-- Begin Dataset entries --

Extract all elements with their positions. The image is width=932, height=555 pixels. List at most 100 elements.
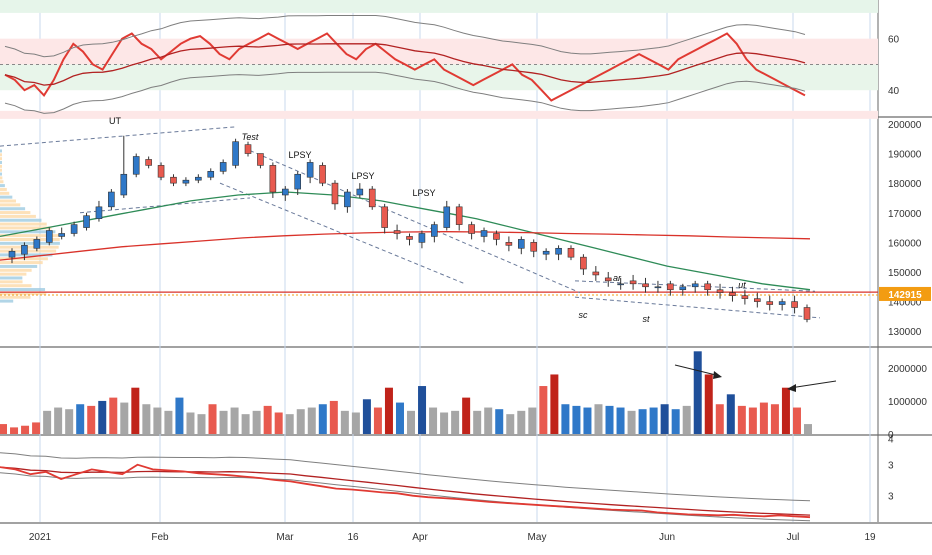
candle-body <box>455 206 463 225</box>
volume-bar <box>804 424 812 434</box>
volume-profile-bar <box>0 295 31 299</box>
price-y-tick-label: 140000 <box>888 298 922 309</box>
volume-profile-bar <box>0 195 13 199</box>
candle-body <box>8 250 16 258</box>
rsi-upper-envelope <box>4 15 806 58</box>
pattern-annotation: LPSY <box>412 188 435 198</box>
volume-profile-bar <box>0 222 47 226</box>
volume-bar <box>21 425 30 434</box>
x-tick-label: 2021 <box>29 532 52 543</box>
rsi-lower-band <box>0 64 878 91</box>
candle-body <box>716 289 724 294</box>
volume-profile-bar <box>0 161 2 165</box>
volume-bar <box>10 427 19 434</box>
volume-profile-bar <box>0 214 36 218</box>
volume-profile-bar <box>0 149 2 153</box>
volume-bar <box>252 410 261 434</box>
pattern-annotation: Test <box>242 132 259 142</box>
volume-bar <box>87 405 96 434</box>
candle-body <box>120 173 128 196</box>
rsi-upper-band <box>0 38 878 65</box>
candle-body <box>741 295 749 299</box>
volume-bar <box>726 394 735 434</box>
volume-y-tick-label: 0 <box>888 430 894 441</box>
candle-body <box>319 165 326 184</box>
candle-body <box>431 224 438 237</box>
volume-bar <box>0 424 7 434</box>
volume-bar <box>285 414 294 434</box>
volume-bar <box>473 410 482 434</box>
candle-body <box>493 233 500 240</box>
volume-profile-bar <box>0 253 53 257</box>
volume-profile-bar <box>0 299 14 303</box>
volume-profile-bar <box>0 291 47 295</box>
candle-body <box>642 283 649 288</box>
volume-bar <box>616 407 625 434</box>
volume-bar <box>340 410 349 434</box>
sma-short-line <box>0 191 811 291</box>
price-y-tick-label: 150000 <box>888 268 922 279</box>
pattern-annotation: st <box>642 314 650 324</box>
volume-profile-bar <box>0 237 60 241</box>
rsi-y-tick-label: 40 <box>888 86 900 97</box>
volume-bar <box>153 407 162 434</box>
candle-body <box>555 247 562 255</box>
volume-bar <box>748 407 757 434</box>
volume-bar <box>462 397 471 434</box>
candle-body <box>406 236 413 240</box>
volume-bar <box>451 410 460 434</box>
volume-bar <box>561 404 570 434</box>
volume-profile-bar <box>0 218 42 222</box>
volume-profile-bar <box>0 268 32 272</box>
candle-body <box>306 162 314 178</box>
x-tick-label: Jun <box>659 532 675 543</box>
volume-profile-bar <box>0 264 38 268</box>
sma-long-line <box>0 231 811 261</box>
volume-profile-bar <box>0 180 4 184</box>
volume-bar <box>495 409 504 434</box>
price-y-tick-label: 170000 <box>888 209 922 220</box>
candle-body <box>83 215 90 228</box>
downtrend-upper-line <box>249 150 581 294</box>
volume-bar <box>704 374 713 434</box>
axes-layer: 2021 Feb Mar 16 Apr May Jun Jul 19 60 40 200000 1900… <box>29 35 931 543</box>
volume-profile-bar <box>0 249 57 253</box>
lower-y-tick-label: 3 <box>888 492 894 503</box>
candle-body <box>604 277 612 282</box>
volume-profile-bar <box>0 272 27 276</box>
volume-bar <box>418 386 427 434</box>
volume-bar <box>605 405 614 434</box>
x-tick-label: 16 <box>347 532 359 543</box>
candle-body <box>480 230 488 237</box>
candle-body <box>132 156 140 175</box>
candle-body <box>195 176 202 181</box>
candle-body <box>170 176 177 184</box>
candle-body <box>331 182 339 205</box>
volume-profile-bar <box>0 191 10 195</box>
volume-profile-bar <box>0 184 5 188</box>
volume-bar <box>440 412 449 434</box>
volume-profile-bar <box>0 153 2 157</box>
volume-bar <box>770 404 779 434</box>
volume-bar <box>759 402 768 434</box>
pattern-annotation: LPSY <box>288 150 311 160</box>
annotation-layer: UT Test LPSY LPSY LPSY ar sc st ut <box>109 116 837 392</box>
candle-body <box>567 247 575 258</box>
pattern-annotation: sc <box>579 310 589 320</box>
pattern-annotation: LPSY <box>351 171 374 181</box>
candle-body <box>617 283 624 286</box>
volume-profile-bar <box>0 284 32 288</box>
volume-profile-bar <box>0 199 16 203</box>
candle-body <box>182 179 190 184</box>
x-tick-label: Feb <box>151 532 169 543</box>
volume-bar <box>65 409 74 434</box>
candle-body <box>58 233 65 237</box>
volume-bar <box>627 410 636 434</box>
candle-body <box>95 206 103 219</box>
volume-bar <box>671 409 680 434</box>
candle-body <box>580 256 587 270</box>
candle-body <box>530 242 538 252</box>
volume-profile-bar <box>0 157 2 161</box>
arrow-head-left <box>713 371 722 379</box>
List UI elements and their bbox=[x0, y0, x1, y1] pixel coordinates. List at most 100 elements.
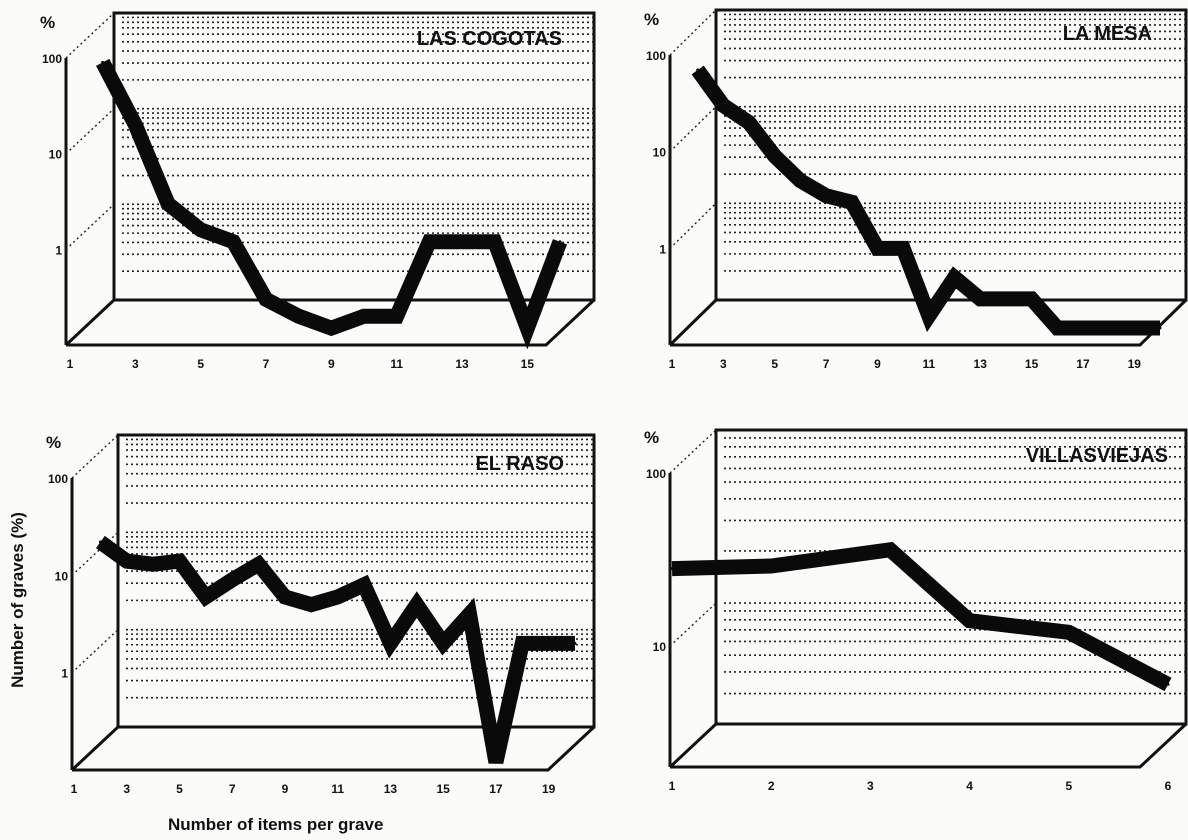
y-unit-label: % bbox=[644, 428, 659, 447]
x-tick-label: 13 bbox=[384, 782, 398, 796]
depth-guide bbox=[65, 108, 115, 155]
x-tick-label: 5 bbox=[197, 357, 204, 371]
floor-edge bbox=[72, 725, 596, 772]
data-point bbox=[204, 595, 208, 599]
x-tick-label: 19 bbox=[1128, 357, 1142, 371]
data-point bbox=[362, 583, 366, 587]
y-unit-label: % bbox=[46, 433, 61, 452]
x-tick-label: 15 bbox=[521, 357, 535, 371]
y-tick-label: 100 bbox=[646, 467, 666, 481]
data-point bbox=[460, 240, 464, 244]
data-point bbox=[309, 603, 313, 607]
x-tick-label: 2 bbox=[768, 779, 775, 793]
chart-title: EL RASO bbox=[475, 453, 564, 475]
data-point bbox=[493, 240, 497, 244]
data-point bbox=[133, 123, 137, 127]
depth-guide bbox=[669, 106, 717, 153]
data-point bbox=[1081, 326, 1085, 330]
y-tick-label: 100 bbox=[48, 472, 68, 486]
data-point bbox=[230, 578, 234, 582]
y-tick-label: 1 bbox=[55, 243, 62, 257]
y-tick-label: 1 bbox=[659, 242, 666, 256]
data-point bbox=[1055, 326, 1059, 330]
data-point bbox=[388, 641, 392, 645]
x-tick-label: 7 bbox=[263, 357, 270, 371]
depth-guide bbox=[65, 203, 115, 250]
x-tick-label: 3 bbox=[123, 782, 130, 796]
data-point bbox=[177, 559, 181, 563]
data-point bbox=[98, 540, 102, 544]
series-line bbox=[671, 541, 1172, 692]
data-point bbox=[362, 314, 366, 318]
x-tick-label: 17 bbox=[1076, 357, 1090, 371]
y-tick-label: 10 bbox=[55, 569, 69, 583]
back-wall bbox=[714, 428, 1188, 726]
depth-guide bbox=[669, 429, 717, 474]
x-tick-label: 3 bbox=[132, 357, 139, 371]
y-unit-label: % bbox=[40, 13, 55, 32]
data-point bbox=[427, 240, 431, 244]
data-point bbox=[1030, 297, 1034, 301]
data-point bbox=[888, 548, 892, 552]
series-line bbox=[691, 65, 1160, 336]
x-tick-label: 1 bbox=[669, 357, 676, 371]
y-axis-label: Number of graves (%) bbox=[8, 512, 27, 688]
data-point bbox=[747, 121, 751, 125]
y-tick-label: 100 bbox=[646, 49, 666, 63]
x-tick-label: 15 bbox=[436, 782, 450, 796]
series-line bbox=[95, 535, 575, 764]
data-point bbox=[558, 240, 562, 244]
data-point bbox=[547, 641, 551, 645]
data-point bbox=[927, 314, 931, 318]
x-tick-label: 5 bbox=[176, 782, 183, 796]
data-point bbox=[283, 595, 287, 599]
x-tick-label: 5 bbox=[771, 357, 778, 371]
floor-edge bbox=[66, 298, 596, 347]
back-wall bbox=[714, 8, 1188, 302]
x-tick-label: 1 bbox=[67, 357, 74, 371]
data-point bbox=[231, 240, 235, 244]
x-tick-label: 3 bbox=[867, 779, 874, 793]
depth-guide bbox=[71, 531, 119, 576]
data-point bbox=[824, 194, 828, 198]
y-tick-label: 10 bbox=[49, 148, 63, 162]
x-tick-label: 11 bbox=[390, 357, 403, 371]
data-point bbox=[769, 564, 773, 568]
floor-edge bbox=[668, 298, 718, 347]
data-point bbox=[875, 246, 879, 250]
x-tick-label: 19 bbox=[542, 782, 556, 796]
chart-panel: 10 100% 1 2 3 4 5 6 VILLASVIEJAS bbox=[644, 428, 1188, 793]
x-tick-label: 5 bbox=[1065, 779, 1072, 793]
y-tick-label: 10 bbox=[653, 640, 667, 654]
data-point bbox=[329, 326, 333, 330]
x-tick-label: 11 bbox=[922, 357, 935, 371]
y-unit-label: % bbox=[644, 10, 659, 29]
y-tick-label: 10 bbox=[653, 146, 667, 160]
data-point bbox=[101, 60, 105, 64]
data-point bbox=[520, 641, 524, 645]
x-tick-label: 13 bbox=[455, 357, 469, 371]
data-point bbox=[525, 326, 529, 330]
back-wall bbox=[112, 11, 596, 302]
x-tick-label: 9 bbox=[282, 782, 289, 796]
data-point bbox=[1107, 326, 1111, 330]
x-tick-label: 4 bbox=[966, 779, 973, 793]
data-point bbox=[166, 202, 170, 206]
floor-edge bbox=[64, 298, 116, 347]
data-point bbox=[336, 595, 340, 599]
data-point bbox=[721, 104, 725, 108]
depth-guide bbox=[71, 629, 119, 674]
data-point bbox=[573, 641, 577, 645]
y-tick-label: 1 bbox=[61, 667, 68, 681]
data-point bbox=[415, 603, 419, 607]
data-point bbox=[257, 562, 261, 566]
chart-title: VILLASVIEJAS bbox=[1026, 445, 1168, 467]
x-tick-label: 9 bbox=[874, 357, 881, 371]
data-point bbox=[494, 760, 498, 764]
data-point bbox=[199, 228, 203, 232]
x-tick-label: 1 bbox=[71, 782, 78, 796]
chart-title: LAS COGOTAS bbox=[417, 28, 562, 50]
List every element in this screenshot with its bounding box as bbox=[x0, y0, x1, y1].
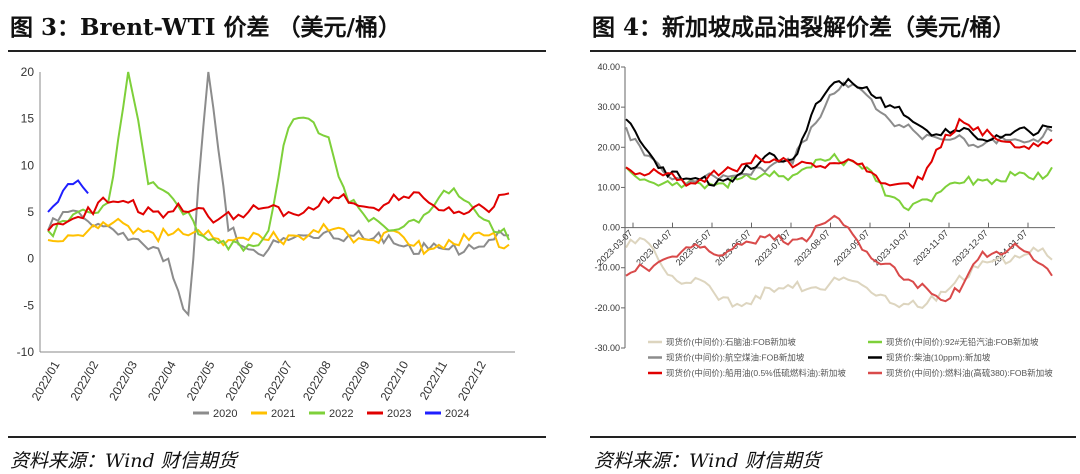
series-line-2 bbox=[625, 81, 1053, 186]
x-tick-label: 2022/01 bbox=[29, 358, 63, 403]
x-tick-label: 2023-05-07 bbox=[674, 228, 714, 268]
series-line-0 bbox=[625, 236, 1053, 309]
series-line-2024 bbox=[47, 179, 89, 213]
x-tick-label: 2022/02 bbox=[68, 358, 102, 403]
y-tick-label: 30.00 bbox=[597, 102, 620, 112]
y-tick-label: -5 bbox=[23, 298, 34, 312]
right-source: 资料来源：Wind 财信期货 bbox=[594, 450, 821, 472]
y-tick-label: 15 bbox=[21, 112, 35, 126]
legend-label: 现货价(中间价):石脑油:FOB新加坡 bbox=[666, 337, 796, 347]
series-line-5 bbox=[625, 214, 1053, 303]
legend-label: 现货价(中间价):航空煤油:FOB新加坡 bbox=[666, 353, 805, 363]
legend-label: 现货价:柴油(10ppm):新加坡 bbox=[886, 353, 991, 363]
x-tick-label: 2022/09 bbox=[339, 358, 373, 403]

-- End Dataset entries --

# [What you have to do]
Rewrite the lines from the one holding "y-unit-label: % bbox=[644, 428, 659, 447]" through the one holding "data-point bbox=[747, 121, 751, 125]", inclusive, putting "depth-marker" wherever "depth-guide" appears and leaving everything else unchanged.

# [Response for this exercise]
y-unit-label: % bbox=[644, 428, 659, 447]
x-tick-label: 13 bbox=[384, 782, 398, 796]
depth-marker bbox=[65, 108, 115, 155]
x-tick-label: 5 bbox=[197, 357, 204, 371]
floor-edge bbox=[72, 725, 596, 772]
data-point bbox=[204, 595, 208, 599]
x-tick-label: 19 bbox=[1128, 357, 1142, 371]
data-point bbox=[362, 583, 366, 587]
y-unit-label: % bbox=[46, 433, 61, 452]
x-tick-label: 15 bbox=[521, 357, 535, 371]
y-tick-label: 100 bbox=[646, 467, 666, 481]
data-point bbox=[460, 240, 464, 244]
data-point bbox=[309, 603, 313, 607]
x-tick-label: 2 bbox=[768, 779, 775, 793]
chart-title: EL RASO bbox=[475, 453, 564, 475]
data-point bbox=[493, 240, 497, 244]
data-point bbox=[133, 123, 137, 127]
depth-marker bbox=[669, 106, 717, 153]
data-point bbox=[1081, 326, 1085, 330]
y-tick-label: 100 bbox=[48, 472, 68, 486]
data-point bbox=[230, 578, 234, 582]
y-tick-label: 1 bbox=[55, 243, 62, 257]
y-tick-label: 1 bbox=[659, 242, 666, 256]
data-point bbox=[1055, 326, 1059, 330]
data-point bbox=[388, 641, 392, 645]
x-tick-label: 7 bbox=[263, 357, 270, 371]
depth-marker bbox=[65, 203, 115, 250]
x-tick-label: 3 bbox=[123, 782, 130, 796]
data-point bbox=[177, 559, 181, 563]
data-point bbox=[98, 540, 102, 544]
series-line bbox=[671, 541, 1172, 692]
data-point bbox=[362, 314, 366, 318]
x-tick-label: 17 bbox=[1076, 357, 1090, 371]
y-tick-label: 10 bbox=[55, 569, 69, 583]
back-wall bbox=[714, 428, 1188, 726]
depth-marker bbox=[669, 429, 717, 474]
x-tick-label: 3 bbox=[132, 357, 139, 371]
y-unit-label: % bbox=[40, 13, 55, 32]
data-point bbox=[427, 240, 431, 244]
data-point bbox=[1030, 297, 1034, 301]
data-point bbox=[888, 548, 892, 552]
series-line bbox=[691, 65, 1160, 336]
x-tick-label: 1 bbox=[669, 357, 676, 371]
y-axis-label: Number of graves (%) bbox=[8, 512, 27, 688]
data-point bbox=[747, 121, 751, 125]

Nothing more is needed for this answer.